_ASSIGNED TASK:_ Filter the entries that follow, copying every line in which the word "plots" appears.

Figure content listings:
· · · · ·
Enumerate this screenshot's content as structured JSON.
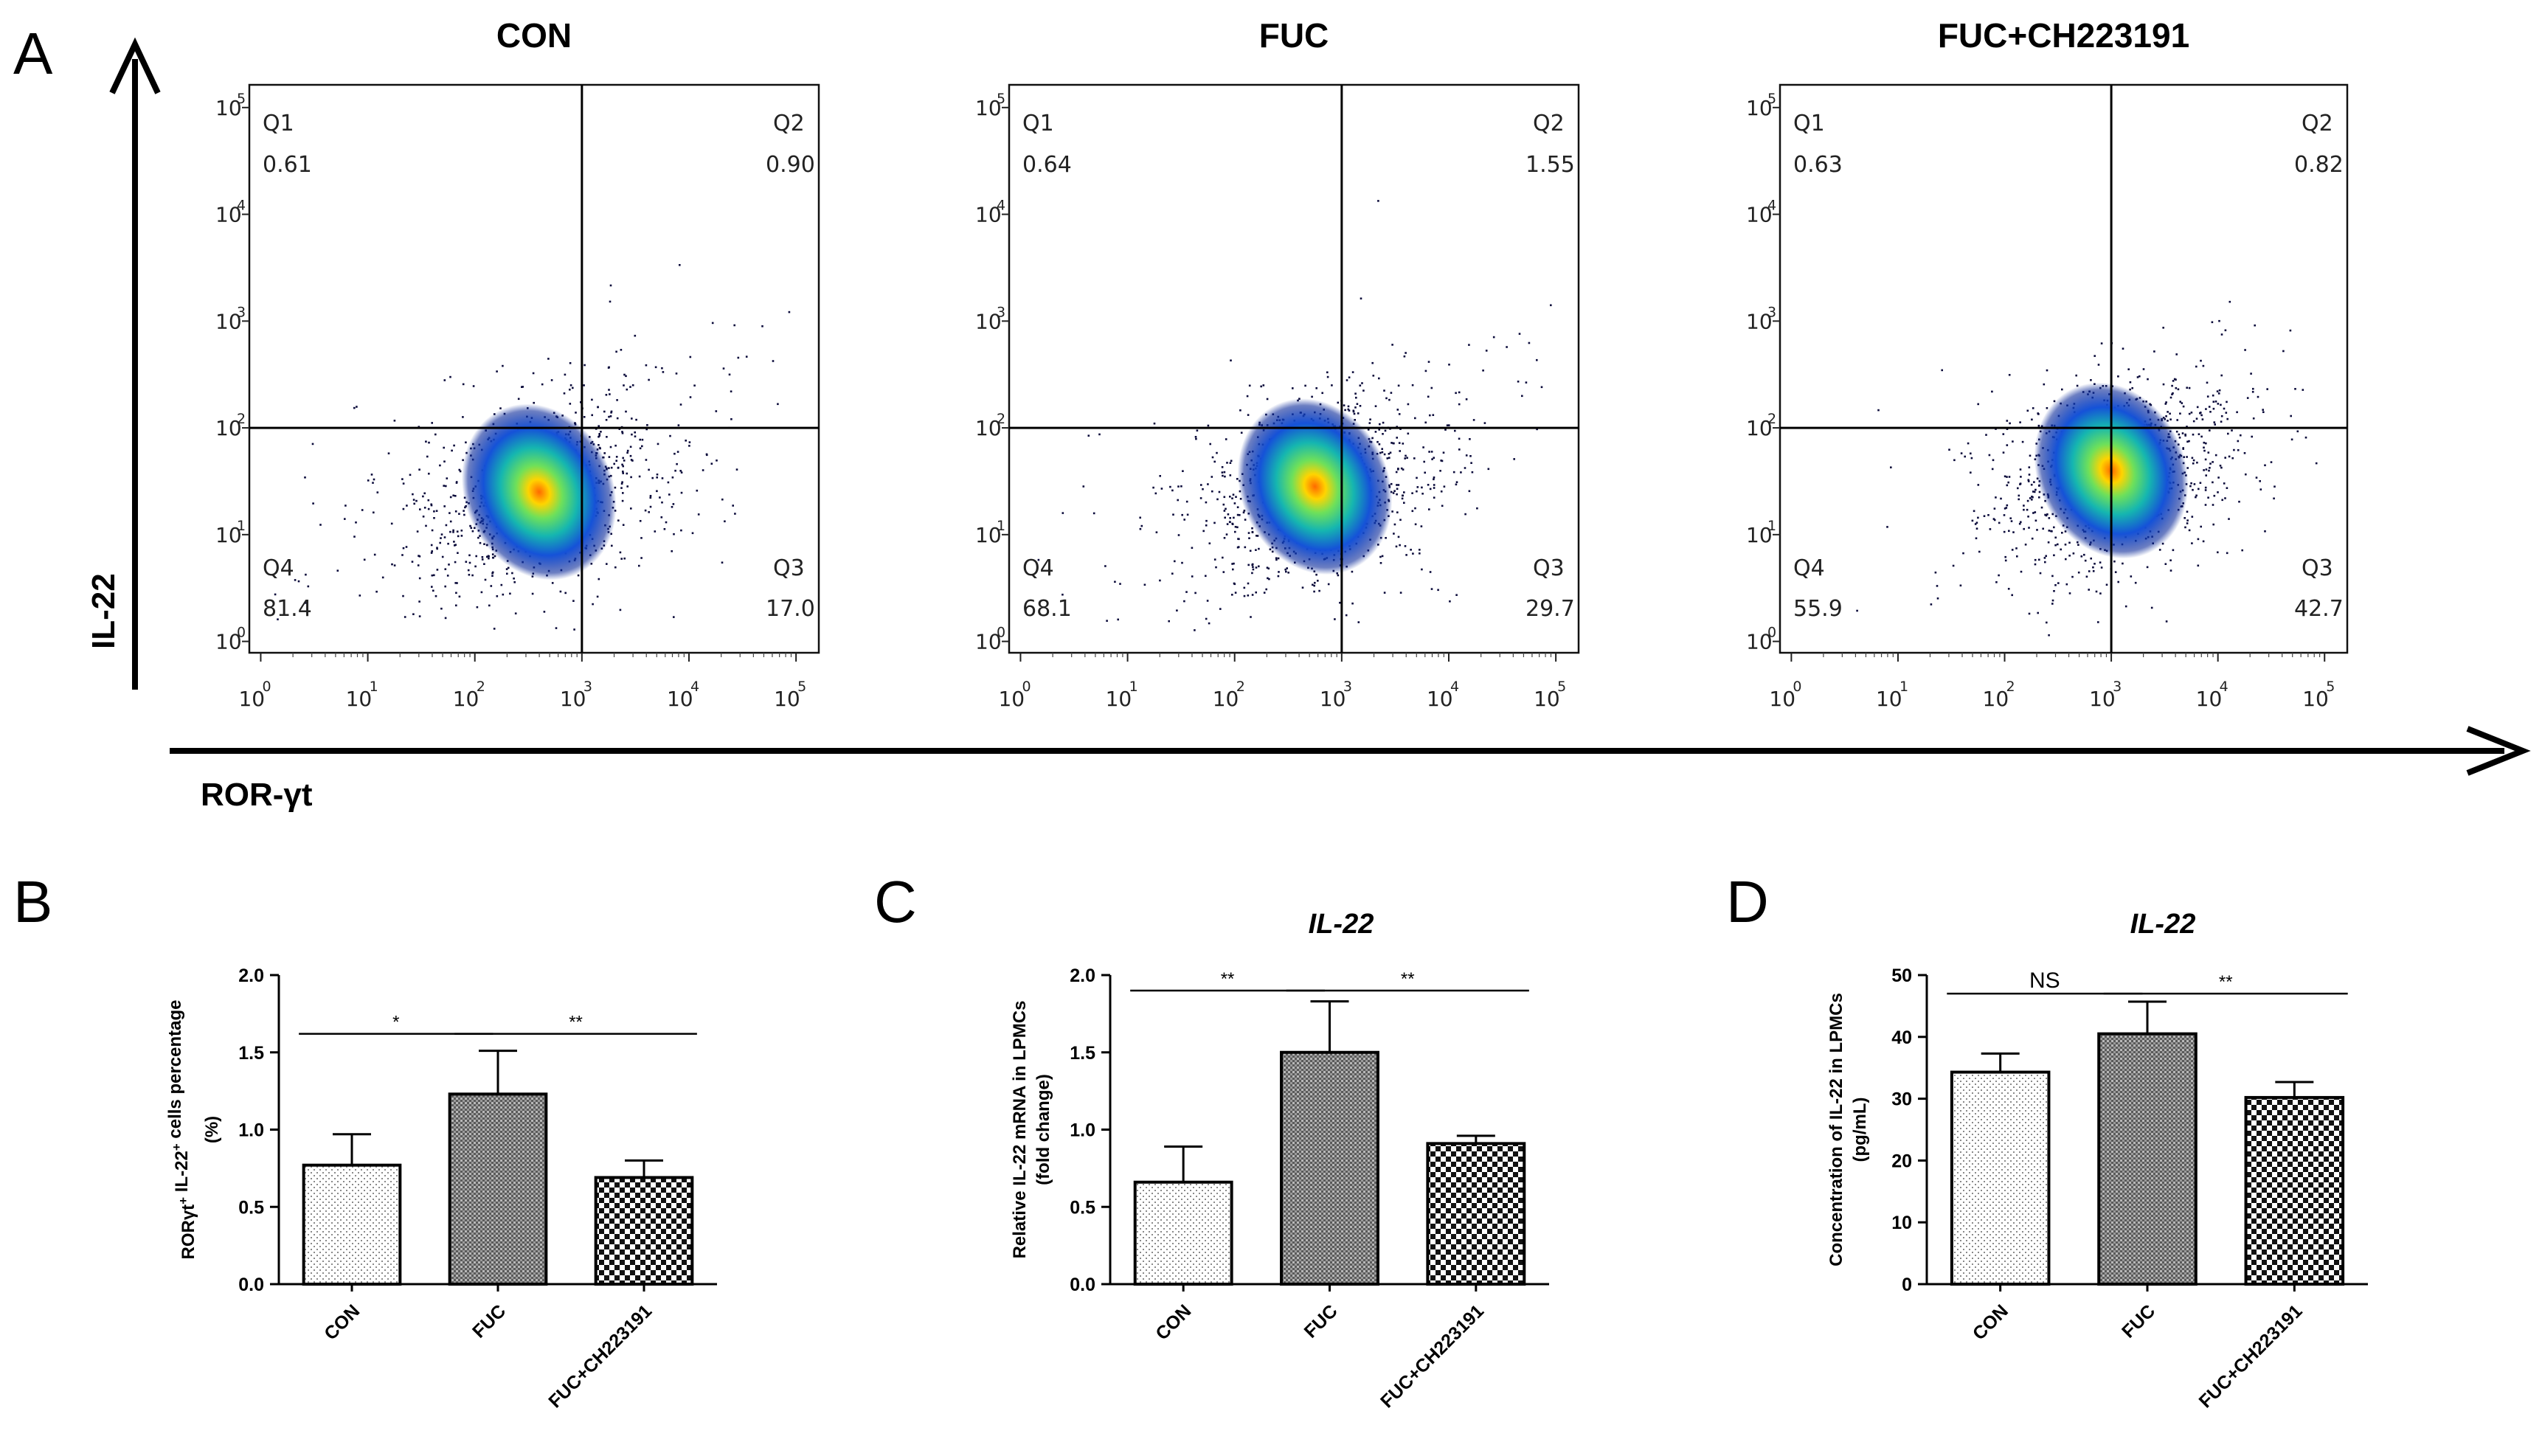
{
  "figure": {
    "panel_labels": [
      "A",
      "B",
      "C",
      "D"
    ]
  },
  "chart_data": [
    {
      "type": "scatter",
      "panel": "A",
      "subtype": "flow-cytometry density plots",
      "x_axis_label": "ROR-γt",
      "y_axis_label": "IL-22",
      "tick_labels": [
        "10",
        "10",
        "10",
        "10",
        "10",
        "10"
      ],
      "tick_exponents": [
        "0",
        "1",
        "2",
        "3",
        "4",
        "5"
      ],
      "plots": [
        {
          "title": "CON",
          "quadrants": {
            "Q1": "0.61",
            "Q2": "0.90",
            "Q3": "17.0",
            "Q4": "81.4"
          },
          "population_center_log": [
            2.6,
            1.4
          ]
        },
        {
          "title": "FUC",
          "quadrants": {
            "Q1": "0.64",
            "Q2": "1.55",
            "Q3": "29.7",
            "Q4": "68.1"
          },
          "population_center_log": [
            2.75,
            1.45
          ]
        },
        {
          "title": "FUC+CH223191",
          "quadrants": {
            "Q1": "0.63",
            "Q2": "0.82",
            "Q3": "42.7",
            "Q4": "55.9"
          },
          "population_center_log": [
            3.0,
            1.6
          ]
        }
      ]
    },
    {
      "type": "bar",
      "panel": "B",
      "title": "",
      "ylabel_main": "RORγt",
      "ylabel_sup1": "+",
      "ylabel_mid": " IL-22",
      "ylabel_sup2": "+",
      "ylabel_end": " cells percentage",
      "ylabel_line2": "(%)",
      "categories": [
        "CON",
        "FUC",
        "FUC+CH223191"
      ],
      "values": [
        0.77,
        1.23,
        0.69
      ],
      "errors": [
        0.2,
        0.28,
        0.11
      ],
      "ylim": [
        0,
        2.0
      ],
      "yticks": [
        "0.0",
        "0.5",
        "1.0",
        "1.5",
        "2.0"
      ],
      "significance": [
        {
          "from": 0,
          "to": 1,
          "label": "*"
        },
        {
          "from": 1,
          "to": 2,
          "label": "**"
        }
      ]
    },
    {
      "type": "bar",
      "panel": "C",
      "title": "IL-22",
      "ylabel_main": "Relative IL-22 mRNA in LPMCs",
      "ylabel_line2": "(fold change)",
      "categories": [
        "CON",
        "FUC",
        "FUC+CH223191"
      ],
      "values": [
        0.66,
        1.5,
        0.91
      ],
      "errors": [
        0.23,
        0.33,
        0.05
      ],
      "ylim": [
        0,
        2.0
      ],
      "yticks": [
        "0.0",
        "0.5",
        "1.0",
        "1.5",
        "2.0"
      ],
      "significance": [
        {
          "from": 0,
          "to": 1,
          "label": "**"
        },
        {
          "from": 1,
          "to": 2,
          "label": "**"
        }
      ]
    },
    {
      "type": "bar",
      "panel": "D",
      "title": "IL-22",
      "ylabel_main": "Concentration of IL-22 in LPMCs",
      "ylabel_line2": "(pg/mL)",
      "categories": [
        "CON",
        "FUC",
        "FUC+CH223191"
      ],
      "values": [
        34.3,
        40.5,
        30.2
      ],
      "errors": [
        3.0,
        5.2,
        2.5
      ],
      "ylim": [
        0,
        50
      ],
      "yticks": [
        "0",
        "10",
        "20",
        "30",
        "40",
        "50"
      ],
      "significance": [
        {
          "from": 0,
          "to": 1,
          "label": "NS"
        },
        {
          "from": 1,
          "to": 2,
          "label": "**"
        }
      ]
    }
  ]
}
· · · · ·
_RESULT OF THE EXERCISE:_
      "subtype": "flow-cytometry density plots",
      "plots": [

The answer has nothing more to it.